AIM :: Give the count of lines containing the string "track", with no other output.
---- INPUT MATERIAL
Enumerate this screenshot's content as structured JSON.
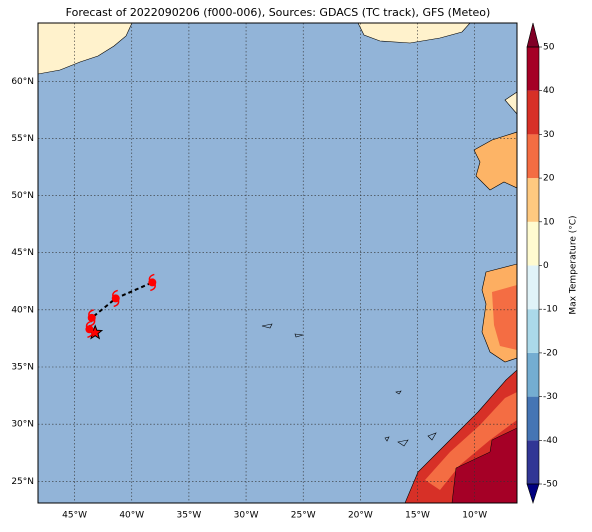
{
  "map": {
    "title": "Forecast of 2022090206 (f000-006), Sources: GDACS (TC track), GFS (Meteo)",
    "lat_ticks": [
      {
        "value": 25,
        "label": "25°N"
      },
      {
        "value": 30,
        "label": "30°N"
      },
      {
        "value": 35,
        "label": "35°N"
      },
      {
        "value": 40,
        "label": "40°N"
      },
      {
        "value": 45,
        "label": "45°N"
      },
      {
        "value": 50,
        "label": "50°N"
      },
      {
        "value": 55,
        "label": "55°N"
      },
      {
        "value": 60,
        "label": "60°N"
      }
    ],
    "lon_ticks": [
      {
        "value": -45,
        "label": "45°W"
      },
      {
        "value": -40,
        "label": "40°W"
      },
      {
        "value": -35,
        "label": "35°W"
      },
      {
        "value": -30,
        "label": "30°W"
      },
      {
        "value": -25,
        "label": "25°W"
      },
      {
        "value": -20,
        "label": "20°W"
      },
      {
        "value": -15,
        "label": "15°W"
      },
      {
        "value": -10,
        "label": "10°W"
      }
    ],
    "lonlim": [
      -48.2,
      -6.3
    ],
    "latlim": [
      23.1,
      65.1
    ],
    "track": {
      "lon": [
        -43.2,
        -43.7,
        -43.5,
        -41.4,
        -38.2
      ],
      "lat": [
        38.0,
        38.3,
        39.3,
        41.0,
        42.4
      ],
      "color": "#ff0000"
    },
    "colorbar": {
      "label": "Max Temperature (°C)",
      "ticks": [
        -50,
        -40,
        -30,
        -20,
        -10,
        0,
        10,
        20,
        30,
        40,
        50
      ],
      "colors": [
        "#313695",
        "#4575b4",
        "#74add1",
        "#abd9e9",
        "#e0f3f8",
        "#fffbd0",
        "#fec980",
        "#f46d43",
        "#d73027",
        "#a50026"
      ]
    }
  }
}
--------
SOLUTION FOR THIS TASK :: 2